── Available records

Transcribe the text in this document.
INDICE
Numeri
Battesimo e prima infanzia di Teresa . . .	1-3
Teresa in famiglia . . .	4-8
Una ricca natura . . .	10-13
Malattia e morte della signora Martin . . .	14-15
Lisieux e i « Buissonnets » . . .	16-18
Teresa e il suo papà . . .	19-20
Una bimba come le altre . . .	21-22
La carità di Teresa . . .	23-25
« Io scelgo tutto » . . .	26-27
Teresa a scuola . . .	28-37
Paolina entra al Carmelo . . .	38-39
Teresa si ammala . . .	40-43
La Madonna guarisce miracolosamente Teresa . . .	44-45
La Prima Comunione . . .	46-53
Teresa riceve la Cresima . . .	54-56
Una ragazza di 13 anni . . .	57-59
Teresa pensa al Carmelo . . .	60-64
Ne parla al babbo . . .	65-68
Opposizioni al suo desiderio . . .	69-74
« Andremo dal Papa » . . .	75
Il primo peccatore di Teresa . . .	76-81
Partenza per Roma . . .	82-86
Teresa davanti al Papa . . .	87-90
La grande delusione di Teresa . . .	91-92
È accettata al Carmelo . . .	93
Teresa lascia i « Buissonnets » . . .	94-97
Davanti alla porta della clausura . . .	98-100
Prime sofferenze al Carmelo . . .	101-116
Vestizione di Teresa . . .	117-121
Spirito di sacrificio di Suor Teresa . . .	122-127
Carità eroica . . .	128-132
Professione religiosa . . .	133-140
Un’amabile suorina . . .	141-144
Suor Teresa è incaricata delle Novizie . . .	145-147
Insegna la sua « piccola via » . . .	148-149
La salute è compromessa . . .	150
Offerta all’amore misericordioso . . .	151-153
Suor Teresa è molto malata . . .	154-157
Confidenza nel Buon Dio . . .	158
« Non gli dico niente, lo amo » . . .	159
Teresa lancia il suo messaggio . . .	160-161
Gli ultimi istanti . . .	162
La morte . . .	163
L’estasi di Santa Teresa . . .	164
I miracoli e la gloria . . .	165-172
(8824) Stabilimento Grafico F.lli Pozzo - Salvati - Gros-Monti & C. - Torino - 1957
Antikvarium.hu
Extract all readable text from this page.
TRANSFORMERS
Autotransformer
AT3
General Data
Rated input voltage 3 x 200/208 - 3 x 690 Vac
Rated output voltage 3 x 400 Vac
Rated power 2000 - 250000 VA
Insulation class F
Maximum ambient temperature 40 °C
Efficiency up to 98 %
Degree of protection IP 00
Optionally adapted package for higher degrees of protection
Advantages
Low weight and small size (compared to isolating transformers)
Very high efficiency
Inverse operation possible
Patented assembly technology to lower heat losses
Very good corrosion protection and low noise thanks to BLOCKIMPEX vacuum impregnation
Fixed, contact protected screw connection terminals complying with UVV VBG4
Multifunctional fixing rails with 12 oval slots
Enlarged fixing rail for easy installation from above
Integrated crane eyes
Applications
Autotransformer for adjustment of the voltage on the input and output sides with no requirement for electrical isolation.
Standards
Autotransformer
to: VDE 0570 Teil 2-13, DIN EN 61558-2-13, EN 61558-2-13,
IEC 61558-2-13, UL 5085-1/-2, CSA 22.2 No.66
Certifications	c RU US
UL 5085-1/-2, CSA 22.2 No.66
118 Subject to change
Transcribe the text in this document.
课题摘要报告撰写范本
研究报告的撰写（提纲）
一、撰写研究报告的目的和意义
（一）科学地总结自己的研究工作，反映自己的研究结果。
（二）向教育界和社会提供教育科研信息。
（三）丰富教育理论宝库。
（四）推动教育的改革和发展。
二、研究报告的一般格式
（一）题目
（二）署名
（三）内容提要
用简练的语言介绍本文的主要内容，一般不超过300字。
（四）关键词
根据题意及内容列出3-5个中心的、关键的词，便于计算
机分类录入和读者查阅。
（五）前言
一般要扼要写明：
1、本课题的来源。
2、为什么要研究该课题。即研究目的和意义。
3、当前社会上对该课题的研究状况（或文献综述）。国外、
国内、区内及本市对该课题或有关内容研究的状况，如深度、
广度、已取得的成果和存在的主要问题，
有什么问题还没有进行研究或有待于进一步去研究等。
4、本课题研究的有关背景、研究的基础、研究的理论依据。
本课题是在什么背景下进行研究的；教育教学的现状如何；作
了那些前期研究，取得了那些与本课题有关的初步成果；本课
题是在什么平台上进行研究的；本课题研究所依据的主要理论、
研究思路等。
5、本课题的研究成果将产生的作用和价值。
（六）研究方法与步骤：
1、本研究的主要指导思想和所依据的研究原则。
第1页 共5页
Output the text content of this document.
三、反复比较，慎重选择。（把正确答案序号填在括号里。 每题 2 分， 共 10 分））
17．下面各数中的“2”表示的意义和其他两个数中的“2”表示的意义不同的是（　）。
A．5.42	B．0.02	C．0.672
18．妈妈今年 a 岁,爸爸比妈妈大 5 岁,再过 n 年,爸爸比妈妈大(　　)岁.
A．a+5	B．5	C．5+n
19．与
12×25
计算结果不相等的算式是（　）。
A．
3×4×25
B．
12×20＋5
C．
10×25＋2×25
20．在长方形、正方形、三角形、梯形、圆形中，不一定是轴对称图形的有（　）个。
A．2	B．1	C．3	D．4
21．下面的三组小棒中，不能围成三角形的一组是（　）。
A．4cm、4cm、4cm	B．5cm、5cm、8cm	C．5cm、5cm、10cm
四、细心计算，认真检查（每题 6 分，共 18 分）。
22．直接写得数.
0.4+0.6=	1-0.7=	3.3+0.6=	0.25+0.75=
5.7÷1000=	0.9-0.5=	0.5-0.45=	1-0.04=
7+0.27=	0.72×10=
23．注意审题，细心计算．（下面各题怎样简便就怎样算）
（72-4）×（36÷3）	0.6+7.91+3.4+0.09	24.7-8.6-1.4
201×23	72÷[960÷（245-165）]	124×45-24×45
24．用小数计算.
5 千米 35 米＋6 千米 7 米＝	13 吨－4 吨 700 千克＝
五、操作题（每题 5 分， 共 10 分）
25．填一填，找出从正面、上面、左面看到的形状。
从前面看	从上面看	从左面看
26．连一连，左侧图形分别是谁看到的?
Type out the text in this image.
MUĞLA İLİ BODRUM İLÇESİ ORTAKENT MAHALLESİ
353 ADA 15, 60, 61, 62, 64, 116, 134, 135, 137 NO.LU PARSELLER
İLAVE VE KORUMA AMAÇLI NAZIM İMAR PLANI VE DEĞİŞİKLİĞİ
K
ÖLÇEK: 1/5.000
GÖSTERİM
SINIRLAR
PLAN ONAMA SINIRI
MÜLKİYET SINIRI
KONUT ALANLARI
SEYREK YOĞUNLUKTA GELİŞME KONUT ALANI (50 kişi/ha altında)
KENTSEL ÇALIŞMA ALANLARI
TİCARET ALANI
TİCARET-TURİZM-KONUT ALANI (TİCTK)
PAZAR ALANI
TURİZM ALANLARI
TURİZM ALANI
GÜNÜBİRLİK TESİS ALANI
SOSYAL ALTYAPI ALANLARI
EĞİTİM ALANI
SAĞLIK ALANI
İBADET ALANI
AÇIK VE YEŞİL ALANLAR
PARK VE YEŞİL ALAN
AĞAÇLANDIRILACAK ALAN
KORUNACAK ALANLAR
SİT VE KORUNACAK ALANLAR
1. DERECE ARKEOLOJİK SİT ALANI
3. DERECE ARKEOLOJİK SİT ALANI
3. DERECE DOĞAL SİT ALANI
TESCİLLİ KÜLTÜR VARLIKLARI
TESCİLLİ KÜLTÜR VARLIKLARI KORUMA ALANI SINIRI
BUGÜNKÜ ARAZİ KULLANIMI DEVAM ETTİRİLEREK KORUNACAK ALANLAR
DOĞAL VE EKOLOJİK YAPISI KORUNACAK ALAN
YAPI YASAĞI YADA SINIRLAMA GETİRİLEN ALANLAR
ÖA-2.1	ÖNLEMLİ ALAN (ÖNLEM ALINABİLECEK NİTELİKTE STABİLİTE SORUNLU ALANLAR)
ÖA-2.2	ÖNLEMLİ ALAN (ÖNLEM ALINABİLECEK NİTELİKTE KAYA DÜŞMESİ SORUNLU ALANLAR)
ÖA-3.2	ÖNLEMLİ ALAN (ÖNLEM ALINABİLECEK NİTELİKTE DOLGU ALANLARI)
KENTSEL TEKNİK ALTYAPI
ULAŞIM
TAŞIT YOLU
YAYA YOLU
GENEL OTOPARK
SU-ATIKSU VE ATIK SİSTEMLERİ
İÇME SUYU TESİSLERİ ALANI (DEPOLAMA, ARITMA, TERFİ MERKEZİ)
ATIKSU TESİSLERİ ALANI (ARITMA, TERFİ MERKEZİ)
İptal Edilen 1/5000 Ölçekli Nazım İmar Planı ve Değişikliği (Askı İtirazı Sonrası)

────

Print from the line containing "Type out the text in this image." to the last line above, exactly as written.

Type out the text in this image.
MUĞLA İLİ BODRUM İLÇESİ ORTAKENT MAHALLESİ
353 ADA 15, 60, 61, 62, 64, 116, 134, 135, 137 NO.LU PARSELLER
İLAVE VE KORUMA AMAÇLI NAZIM İMAR PLANI VE DEĞİŞİKLİĞİ
K
ÖLÇEK: 1/5.000
GÖSTERİM
SINIRLAR
PLAN ONAMA SINIRI
MÜLKİYET SINIRI
KONUT ALANLARI
SEYREK YOĞUNLUKTA GELİŞME KONUT ALANI (50 kişi/ha altında)
KENTSEL ÇALIŞMA ALANLARI
TİCARET ALANI
TİCARET-TURİZM-KONUT ALANI (TİCTK)
PAZAR ALANI
TURİZM ALANLARI
TURİZM ALANI
GÜNÜBİRLİK TESİS ALANI
SOSYAL ALTYAPI ALANLARI
EĞİTİM ALANI
SAĞLIK ALANI
İBADET ALANI
AÇIK VE YEŞİL ALANLAR
PARK VE YEŞİL ALAN
AĞAÇLANDIRILACAK ALAN
KORUNACAK ALANLAR
SİT VE KORUNACAK ALANLAR
1. DERECE ARKEOLOJİK SİT ALANI
3. DERECE ARKEOLOJİK SİT ALANI
3. DERECE DOĞAL SİT ALANI
TESCİLLİ KÜLTÜR VARLIKLARI
TESCİLLİ KÜLTÜR VARLIKLARI KORUMA ALANI SINIRI
BUGÜNKÜ ARAZİ KULLANIMI DEVAM ETTİRİLEREK KORUNACAK ALANLAR
DOĞAL VE EKOLOJİK YAPISI KORUNACAK ALAN
YAPI YASAĞI YADA SINIRLAMA GETİRİLEN ALANLAR
ÖA-2.1	ÖNLEMLİ ALAN (ÖNLEM ALINABİLECEK NİTELİKTE STABİLİTE SORUNLU ALANLAR)
ÖA-2.2	ÖNLEMLİ ALAN (ÖNLEM ALINABİLECEK NİTELİKTE KAYA DÜŞMESİ SORUNLU ALANLAR)
ÖA-3.2	ÖNLEMLİ ALAN (ÖNLEM ALINABİLECEK NİTELİKTE DOLGU ALANLARI)
KENTSEL TEKNİK ALTYAPI
ULAŞIM
TAŞIT YOLU
YAYA YOLU
GENEL OTOPARK
SU-ATIKSU VE ATIK SİSTEMLERİ
İÇME SUYU TESİSLERİ ALANI (DEPOLAMA, ARITMA, TERFİ MERKEZİ)
ATIKSU TESİSLERİ ALANI (ARITMA, TERFİ MERKEZİ)
İptal Edilen 1/5000 Ölçekli Nazım İmar Planı ve Değişikliği (Askı İtirazı Sonrası)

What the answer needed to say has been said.